─── GIVEN RECORDS ───

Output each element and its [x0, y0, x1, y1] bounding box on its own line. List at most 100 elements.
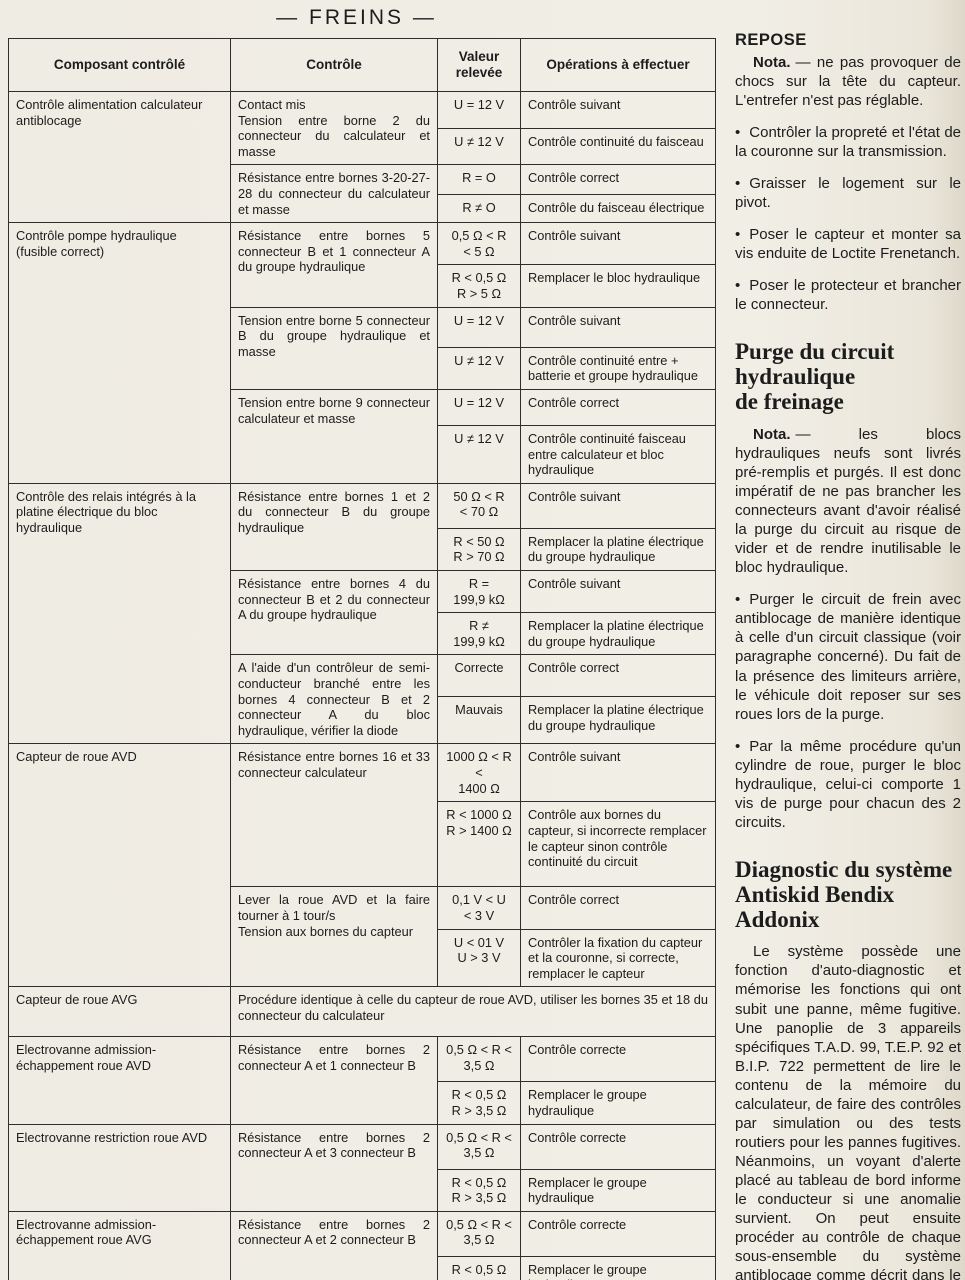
diagnostic-table: Composant contrôlé Contrôle Valeur relev…: [8, 38, 716, 1280]
repose-heading: REPOSE: [735, 31, 807, 49]
control-cell: A l'aide d'un contrôleur de semi-conduct…: [230, 654, 438, 745]
nota-text: — les blocs hydrauliques neufs sont livr…: [735, 425, 961, 577]
operation-cell: Remplacer le groupe hydraulique: [520, 1081, 716, 1125]
value-cell: U ≠ 12 V: [437, 127, 521, 166]
operation-cell: Remplacer le groupe hydraulique: [520, 1255, 716, 1280]
value-cell: R < 0,5 Ω R > 3,5 Ω: [437, 1168, 521, 1212]
operation-cell: Contrôle du faisceau électrique: [520, 193, 716, 224]
table-row: Capteur de roue AVD Résistance entre bor…: [8, 743, 716, 988]
value-cell: U < 01 V U > 3 V: [437, 928, 521, 988]
value-cell: U ≠ 12 V: [437, 424, 521, 484]
value-cell: 50 Ω < R < 70 Ω: [437, 482, 521, 529]
operation-cell: Contrôle correct: [520, 654, 716, 697]
header-operations: Opérations à effectuer: [520, 38, 716, 92]
value-cell: U = 12 V: [437, 306, 521, 348]
table-row: R < 0,5 Ω R > 3,5 Ω Remplacer le groupe …: [9, 1255, 716, 1280]
operation-cell: Contrôle correcte: [520, 1036, 716, 1083]
operation-cell: Contrôle correct: [520, 164, 716, 195]
control-cell: Résistance entre bornes 2 connecteur A e…: [230, 1123, 438, 1212]
value-cell: 0,5 Ω < R < 3,5 Ω: [437, 1036, 521, 1083]
table-row: Contrôle alimentation calculateur antibl…: [8, 90, 716, 224]
control-cell: Lever la roue AVD et la faire tourner à …: [230, 886, 438, 988]
value-cell: 0,5 Ω < R < 3,5 Ω: [437, 1210, 521, 1257]
operation-cell: Contrôle correct: [520, 388, 716, 426]
table-row: Electrovanne admission-échappement roue …: [8, 1210, 716, 1280]
bullet-icon: •: [735, 737, 741, 755]
value-cell: U ≠ 12 V: [437, 346, 521, 390]
component-cell: Capteur de roue AVD: [8, 743, 231, 988]
value-cell: Correcte: [437, 654, 521, 697]
component-cell: Electrovanne admission-échappement roue …: [8, 1210, 231, 1280]
repose-bullet-item: • Poser le capteur et monter sa vis endui…: [735, 225, 961, 263]
operation-cell: Contrôle suivant: [520, 222, 716, 266]
operation-cell: Contrôle suivant: [520, 569, 716, 614]
repose-bullet-item: • Poser le protecteur et brancher le conn…: [735, 276, 961, 314]
bullet-text: Contrôler la propreté et l'état de la co…: [735, 124, 961, 161]
purge-heading: Purge du circuit hydraulique de freinage: [735, 339, 895, 415]
table-row: R < 0,5 Ω R > 3,5 Ω Remplacer le groupe …: [9, 1168, 716, 1212]
operation-cell: Contrôler la fixation du capteur et la c…: [520, 928, 716, 988]
table-row: Electrovanne restriction roue AVD Résist…: [8, 1123, 716, 1212]
purge-nota: Nota. — les blocs hydrauliques neufs sont…: [735, 425, 961, 577]
value-cell: R ≠ 199,9 kΩ: [437, 612, 521, 656]
control-cell: Tension entre borne 9 connecteur calcula…: [230, 388, 438, 484]
section-repose: REPOSE Nota. — ne pas provoquer de chocs …: [735, 30, 961, 314]
table-row: U ≠ 12 V Contrôle continuité faisceau en…: [9, 424, 716, 484]
bullet-icon: •: [735, 226, 741, 244]
table-row: Résistance entre bornes 4 du connecteur …: [9, 569, 716, 656]
diagnostic-table-container: Composant contrôlé Contrôle Valeur relev…: [8, 38, 716, 1280]
purge-bullet-item: • Par la même procédure qu'un cylindre de…: [735, 737, 961, 832]
operation-cell: Contrôle suivant: [520, 743, 716, 803]
repose-bullet-item: • Contrôler la propreté et l'état de la c…: [735, 123, 961, 161]
table-row: Lever la roue AVD et la faire tourner à …: [9, 886, 716, 988]
bullet-icon: •: [735, 175, 741, 193]
operation-cell: Remplacer la platine électrique du group…: [520, 612, 716, 656]
table-row: Capteur de roue AVG Procédure identique …: [8, 986, 716, 1038]
table-row: R < 1000 Ω R > 1400 Ω Contrôle aux borne…: [9, 801, 716, 888]
operation-cell: Remplacer le groupe hydraulique: [520, 1168, 716, 1212]
table-row: R < 0,5 Ω R > 5 Ω Remplacer le bloc hydr…: [9, 264, 716, 308]
value-cell: 0,5 Ω < R < 5 Ω: [437, 222, 521, 266]
procedure-span-cell: Procédure identique à celle du capteur d…: [230, 986, 716, 1038]
control-cell: Contact mis Tension entre borne 2 du con…: [230, 90, 438, 166]
operation-cell: Remplacer le bloc hydraulique: [520, 264, 716, 308]
purge-bullet-item: • Purger le circuit de frein avec antiblo…: [735, 590, 961, 723]
value-cell: U = 12 V: [437, 91, 521, 129]
table-row: Résistance entre bornes 3-20-27-28 du co…: [9, 164, 716, 224]
value-cell: R < 0,5 Ω R > 3,5 Ω: [437, 1255, 521, 1280]
sidebar-column: REPOSE Nota. — ne pas provoquer de chocs …: [735, 30, 961, 1280]
control-cell: Résistance entre bornes 3-20-27-28 du co…: [230, 164, 438, 224]
table-row: Tension entre borne 9 connecteur calcula…: [9, 388, 716, 484]
repose-nota: Nota. — ne pas provoquer de chocs sur la …: [735, 53, 961, 110]
control-cell: Résistance entre bornes 16 et 33 connect…: [230, 743, 438, 888]
bullet-text: Par la même procédure qu'un cylindre de …: [735, 737, 961, 831]
operation-cell: Contrôle correcte: [520, 1210, 716, 1257]
nota-label: Nota.: [753, 53, 791, 71]
operation-cell: Contrôle continuité entre + batterie et …: [520, 346, 716, 390]
value-cell: 1000 Ω < R < 1400 Ω: [437, 743, 521, 803]
bullet-text: Purger le circuit de frein avec antibloc…: [735, 591, 961, 723]
value-cell: R = 199,9 kΩ: [437, 569, 521, 614]
table-row: U ≠ 12 V Contrôle continuité du faisceau: [9, 127, 716, 166]
table-row: Contrôle pompe hydraulique (fusible corr…: [8, 222, 716, 484]
nota-text: — ne pas provoquer de chocs sur la tête …: [735, 53, 961, 110]
header-composant: Composant contrôlé: [8, 38, 231, 92]
nota-label: Nota.: [753, 425, 791, 443]
table-row: R < 0,5 Ω R > 3,5 Ω Remplacer le groupe …: [9, 1081, 716, 1125]
control-cell: Résistance entre bornes 5 connecteur B e…: [230, 222, 438, 308]
component-cell: Contrôle des relais intégrés à la platin…: [8, 482, 231, 745]
component-cell: Contrôle pompe hydraulique (fusible corr…: [8, 222, 231, 484]
value-cell: R = O: [437, 164, 521, 195]
value-cell: R < 50 Ω R > 70 Ω: [437, 527, 521, 571]
value-cell: 0,5 Ω < R < 3,5 Ω: [437, 1123, 521, 1170]
section-diagnostic: Diagnostic du système Antiskid Bendix Ad…: [735, 857, 961, 1280]
value-cell: Mauvais: [437, 695, 521, 745]
value-cell: 0,1 V < U < 3 V: [437, 886, 521, 930]
value-cell: U = 12 V: [437, 388, 521, 426]
component-cell: Electrovanne restriction roue AVD: [8, 1123, 231, 1212]
table-row: A l'aide d'un contrôleur de semi-conduct…: [9, 654, 716, 745]
operation-cell: Remplacer la platine électrique du group…: [520, 527, 716, 571]
table-row: R ≠ O Contrôle du faisceau électrique: [9, 193, 716, 224]
control-cell: Tension entre borne 5 connecteur B du gr…: [230, 306, 438, 390]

───

> [WRITTEN REQUEST]: List the lines of the material above as a numbered list, from the line that contains "diagnostic-table: Composant contrôlé" through the line that contains "value-cell: U ≠ 12 V: [437, 127, 521, 166]", both included, and leave out any blank lines.

> [EXERCISE SOLUTION]:
1. diagnostic-table: Composant contrôlé Contrôle Valeur relev…: [8, 38, 716, 1280]
2. repose-heading: REPOSE: [735, 31, 807, 49]
3. control-cell: A l'aide d'un contrôleur de semi-conduct…: [230, 654, 438, 745]
4. nota-text: — les blocs hydrauliques neufs sont livr…: [735, 425, 961, 577]
5. operation-cell: Remplacer le groupe hydraulique: [520, 1081, 716, 1125]
6. value-cell: U ≠ 12 V: [437, 127, 521, 166]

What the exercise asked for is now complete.